WHAT IS NEEDED: Identify each line in the records below that contains the word "الله", and copy it.

======

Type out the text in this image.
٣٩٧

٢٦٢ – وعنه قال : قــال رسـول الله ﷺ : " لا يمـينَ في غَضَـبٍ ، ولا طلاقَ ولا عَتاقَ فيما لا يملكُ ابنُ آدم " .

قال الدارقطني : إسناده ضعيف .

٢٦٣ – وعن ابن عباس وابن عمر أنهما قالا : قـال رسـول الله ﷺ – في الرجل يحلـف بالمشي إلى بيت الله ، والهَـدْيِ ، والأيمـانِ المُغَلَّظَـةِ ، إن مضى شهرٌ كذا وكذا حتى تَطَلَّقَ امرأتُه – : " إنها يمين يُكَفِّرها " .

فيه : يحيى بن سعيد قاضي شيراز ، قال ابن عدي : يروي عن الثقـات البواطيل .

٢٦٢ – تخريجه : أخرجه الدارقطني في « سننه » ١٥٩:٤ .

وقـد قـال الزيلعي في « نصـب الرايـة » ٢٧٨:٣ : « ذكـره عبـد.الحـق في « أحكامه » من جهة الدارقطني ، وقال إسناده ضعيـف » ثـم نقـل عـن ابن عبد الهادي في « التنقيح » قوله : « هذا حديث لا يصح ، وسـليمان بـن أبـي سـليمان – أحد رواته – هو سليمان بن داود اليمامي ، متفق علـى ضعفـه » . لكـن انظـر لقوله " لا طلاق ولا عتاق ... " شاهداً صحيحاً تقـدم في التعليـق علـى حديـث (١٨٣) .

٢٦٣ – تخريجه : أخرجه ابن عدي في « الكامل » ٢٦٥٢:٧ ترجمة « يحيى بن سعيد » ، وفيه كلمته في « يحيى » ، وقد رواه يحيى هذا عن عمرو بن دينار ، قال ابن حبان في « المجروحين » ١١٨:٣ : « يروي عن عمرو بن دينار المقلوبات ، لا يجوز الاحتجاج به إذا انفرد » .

======

FINAL RESULT:
٢٦٢ – وعنه قال : قــال رسـول الله ﷺ : " لا يمـينَ في غَضَـبٍ ، ولا طلاقَ ولا عَتاقَ فيما لا يملكُ ابنُ آدم " .
٢٦٣ – وعن ابن عباس وابن عمر أنهما قالا : قـال رسـول الله ﷺ – في الرجل يحلـف بالمشي إلى بيت الله ، والهَـدْيِ ، والأيمـانِ المُغَلَّظَـةِ ، إن مضى شهرٌ كذا وكذا حتى تَطَلَّقَ امرأتُه – : " إنها يمين يُكَفِّرها " .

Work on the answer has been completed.